Data items
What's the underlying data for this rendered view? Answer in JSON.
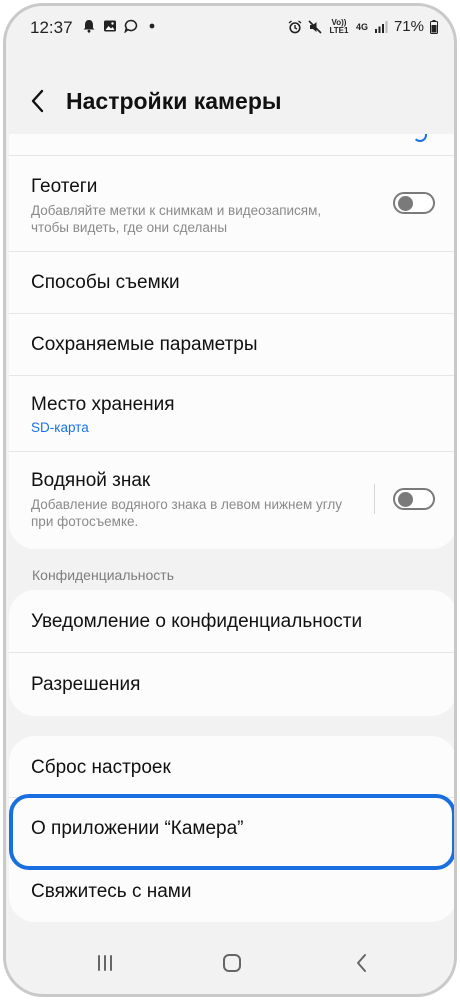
{
  "status_bar": {
    "time": "12:37",
    "volte_label": "Vo)) LTE1",
    "network_label": "4G",
    "battery": "71%",
    "left_icons": [
      "notification-bell-icon",
      "image-icon",
      "chat-bubble-icon",
      "dot-icon"
    ],
    "right_icons": [
      "alarm-icon",
      "mute-icon",
      "volte-icon",
      "signal-icon",
      "battery-icon"
    ]
  },
  "header": {
    "title": "Настройки камеры",
    "back_icon": "chevron-left-icon"
  },
  "settings_group_1": [
    {
      "label": "Геотеги",
      "description": "Добавляйте метки к снимкам и видеозаписям, чтобы видеть, где они сделаны",
      "toggle": "off"
    },
    {
      "label": "Способы съемки"
    },
    {
      "label": "Сохраняемые параметры"
    },
    {
      "label": "Место хранения",
      "value": "SD-карта"
    },
    {
      "label": "Водяной знак",
      "description": "Добавление водяного знака в левом нижнем углу при фотосъемке.",
      "toggle": "off"
    }
  ],
  "privacy_section": {
    "header": "Конфиденциальность",
    "items": [
      {
        "label": "Уведомление о конфиденциальности"
      },
      {
        "label": "Разрешения"
      }
    ]
  },
  "settings_group_3": [
    {
      "label": "Сброс настроек"
    },
    {
      "label": "О приложении “Камера”"
    },
    {
      "label": "Свяжитесь с нами"
    }
  ],
  "colors": {
    "accent": "#1a73e8",
    "highlight": "#1a6fe0",
    "background": "#f2f2f2",
    "card": "#fcfcfc"
  },
  "nav_bar": {
    "icons": [
      "recent-apps-icon",
      "home-icon",
      "back-icon"
    ]
  }
}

**Exercise**
Give the data above again in full and unchanged, skipping the pictures.

**Expected output**
What's the underlying data for this rendered view? Answer in JSON.
{
  "status_bar": {
    "time": "12:37",
    "volte_label": "Vo)) LTE1",
    "network_label": "4G",
    "battery": "71%",
    "left_icons": [
      "notification-bell-icon",
      "image-icon",
      "chat-bubble-icon",
      "dot-icon"
    ],
    "right_icons": [
      "alarm-icon",
      "mute-icon",
      "volte-icon",
      "signal-icon",
      "battery-icon"
    ]
  },
  "header": {
    "title": "Настройки камеры",
    "back_icon": "chevron-left-icon"
  },
  "settings_group_1": [
    {
      "label": "Геотеги",
      "description": "Добавляйте метки к снимкам и видеозаписям, чтобы видеть, где они сделаны",
      "toggle": "off"
    },
    {
      "label": "Способы съемки"
    },
    {
      "label": "Сохраняемые параметры"
    },
    {
      "label": "Место хранения",
      "value": "SD-карта"
    },
    {
      "label": "Водяной знак",
      "description": "Добавление водяного знака в левом нижнем углу при фотосъемке.",
      "toggle": "off"
    }
  ],
  "privacy_section": {
    "header": "Конфиденциальность",
    "items": [
      {
        "label": "Уведомление о конфиденциальности"
      },
      {
        "label": "Разрешения"
      }
    ]
  },
  "settings_group_3": [
    {
      "label": "Сброс настроек"
    },
    {
      "label": "О приложении “Камера”"
    },
    {
      "label": "Свяжитесь с нами"
    }
  ],
  "colors": {
    "accent": "#1a73e8",
    "highlight": "#1a6fe0",
    "background": "#f2f2f2",
    "card": "#fcfcfc"
  },
  "nav_bar": {
    "icons": [
      "recent-apps-icon",
      "home-icon",
      "back-icon"
    ]
  }
}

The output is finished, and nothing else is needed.